— What to do —
What is the count of lines in the listing below that hold the string "JSON"? Reply with that number alone.

— Exercise materials —
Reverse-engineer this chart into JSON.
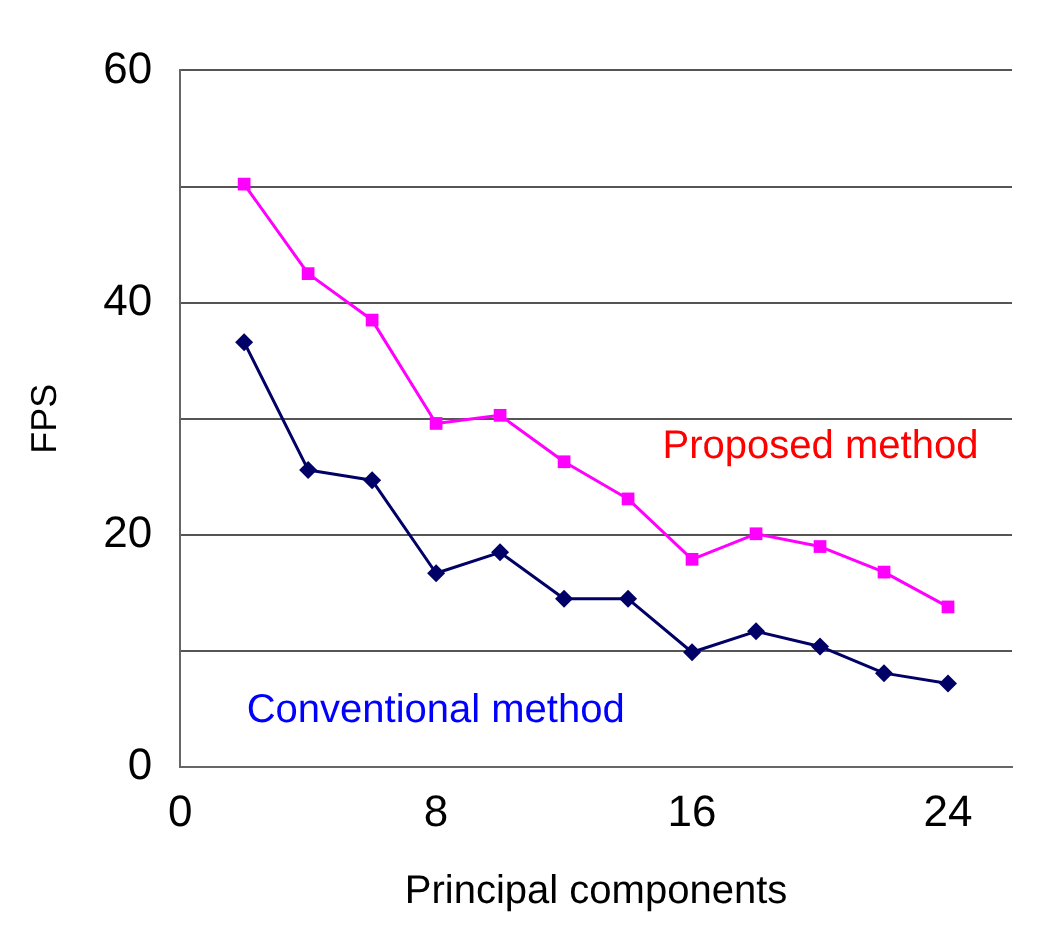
{
  "chart_data": {
    "type": "line",
    "xlabel": "Principal components",
    "ylabel": "FPS",
    "xlim": [
      0,
      26
    ],
    "xticks": [
      0,
      8,
      16,
      24
    ],
    "ylim": [
      0,
      60
    ],
    "yticks": [
      0,
      {
        "value": 10,
        "label": null
      },
      20,
      {
        "value": 30,
        "label": null
      },
      40,
      {
        "value": 50,
        "label": null
      },
      60
    ],
    "grid": "y",
    "legend": false,
    "series": [
      {
        "name": "Proposed method",
        "color": "#ff00ff",
        "marker": "square",
        "x": [
          2,
          4,
          6,
          8,
          10,
          12,
          14,
          16,
          18,
          20,
          22,
          24
        ],
        "values": [
          50.2,
          42.5,
          38.5,
          29.6,
          30.3,
          26.3,
          23.1,
          17.9,
          20.1,
          19,
          16.8,
          13.8
        ]
      },
      {
        "name": "Conventional method",
        "color": "#000066",
        "marker": "diamond",
        "x": [
          2,
          4,
          6,
          8,
          10,
          12,
          14,
          16,
          18,
          20,
          22,
          24
        ],
        "values": [
          36.6,
          25.6,
          24.7,
          16.7,
          18.5,
          14.5,
          14.5,
          9.9,
          11.7,
          10.4,
          8.1,
          7.2
        ]
      }
    ]
  }
}
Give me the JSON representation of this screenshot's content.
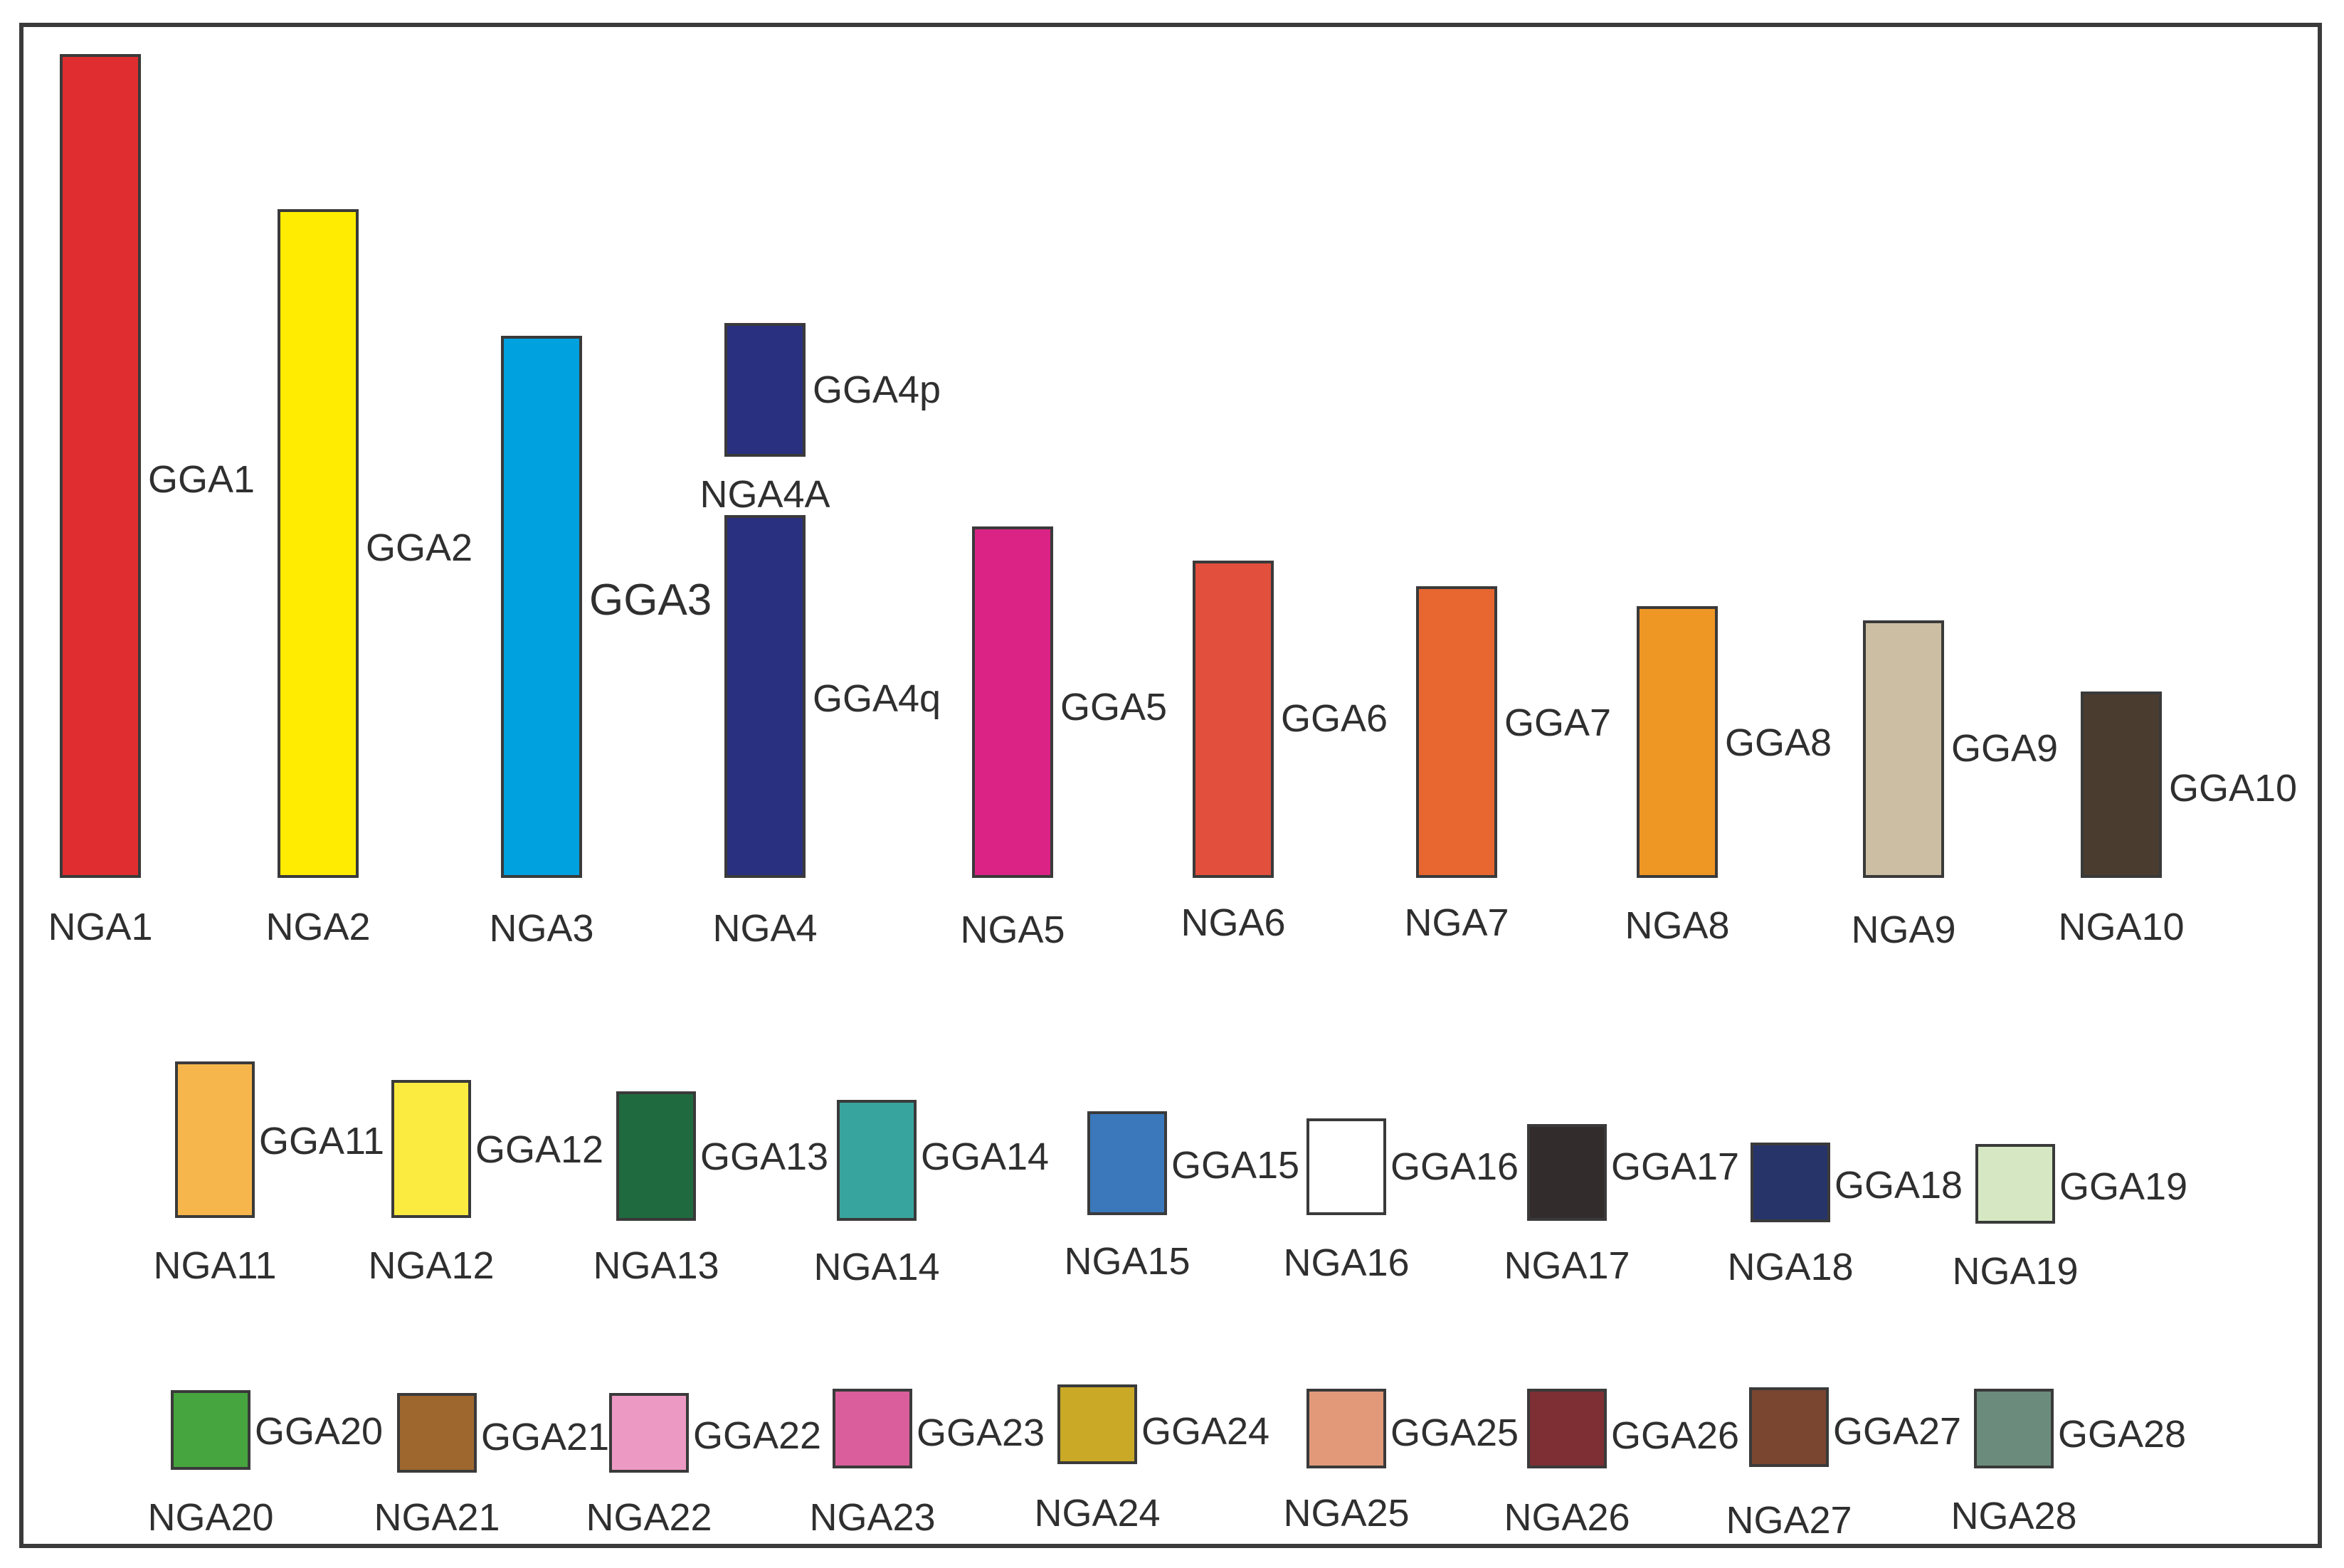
{
  "large_chromosomes": [
    {
      "nga": "NGA1",
      "gga": "GGA1",
      "color": "#e02e30"
    },
    {
      "nga": "NGA2",
      "gga": "GGA2",
      "color": "#ffec00"
    },
    {
      "nga": "NGA3",
      "gga": "GGA3",
      "color": "#00a1df"
    },
    {
      "nga": "NGA4",
      "gga": "GGA4q",
      "color": "#29307f"
    },
    {
      "nga": "NGA5",
      "gga": "GGA5",
      "color": "#da2385"
    },
    {
      "nga": "NGA6",
      "gga": "GGA6",
      "color": "#e24f3d"
    },
    {
      "nga": "NGA7",
      "gga": "GGA7",
      "color": "#e86730"
    },
    {
      "nga": "NGA8",
      "gga": "GGA8",
      "color": "#ef9724"
    },
    {
      "nga": "NGA9",
      "gga": "GGA9",
      "color": "#cbbea3"
    },
    {
      "nga": "NGA10",
      "gga": "GGA10",
      "color": "#4a3c2f"
    }
  ],
  "extra_chromosome": {
    "nga": "NGA4A",
    "gga": "GGA4p",
    "color": "#29307f"
  },
  "small_row_1": [
    {
      "nga": "NGA11",
      "gga": "GGA11",
      "color": "#f6b64c"
    },
    {
      "nga": "NGA12",
      "gga": "GGA12",
      "color": "#fbea40"
    },
    {
      "nga": "NGA13",
      "gga": "GGA13",
      "color": "#1f6b3f"
    },
    {
      "nga": "NGA14",
      "gga": "GGA14",
      "color": "#38a49e"
    },
    {
      "nga": "NGA15",
      "gga": "GGA15",
      "color": "#3b78bb"
    },
    {
      "nga": "NGA16",
      "gga": "GGA16",
      "color": "#ffffff"
    },
    {
      "nga": "NGA17",
      "gga": "GGA17",
      "color": "#322c2c"
    },
    {
      "nga": "NGA18",
      "gga": "GGA18",
      "color": "#27346a"
    },
    {
      "nga": "NGA19",
      "gga": "GGA19",
      "color": "#d5e8c3"
    }
  ],
  "small_row_2": [
    {
      "nga": "NGA20",
      "gga": "GGA20",
      "color": "#46a53e"
    },
    {
      "nga": "NGA21",
      "gga": "GGA21",
      "color": "#9d672e"
    },
    {
      "nga": "NGA22",
      "gga": "GGA22",
      "color": "#ec9ac4"
    },
    {
      "nga": "NGA23",
      "gga": "GGA23",
      "color": "#d95e9b"
    },
    {
      "nga": "NGA24",
      "gga": "GGA24",
      "color": "#c9a926"
    },
    {
      "nga": "NGA25",
      "gga": "GGA25",
      "color": "#e1997a"
    },
    {
      "nga": "NGA26",
      "gga": "GGA26",
      "color": "#7d2f33"
    },
    {
      "nga": "NGA27",
      "gga": "GGA27",
      "color": "#7a4630"
    },
    {
      "nga": "NGA28",
      "gga": "GGA28",
      "color": "#6b8c7c"
    }
  ]
}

— Full solution —
2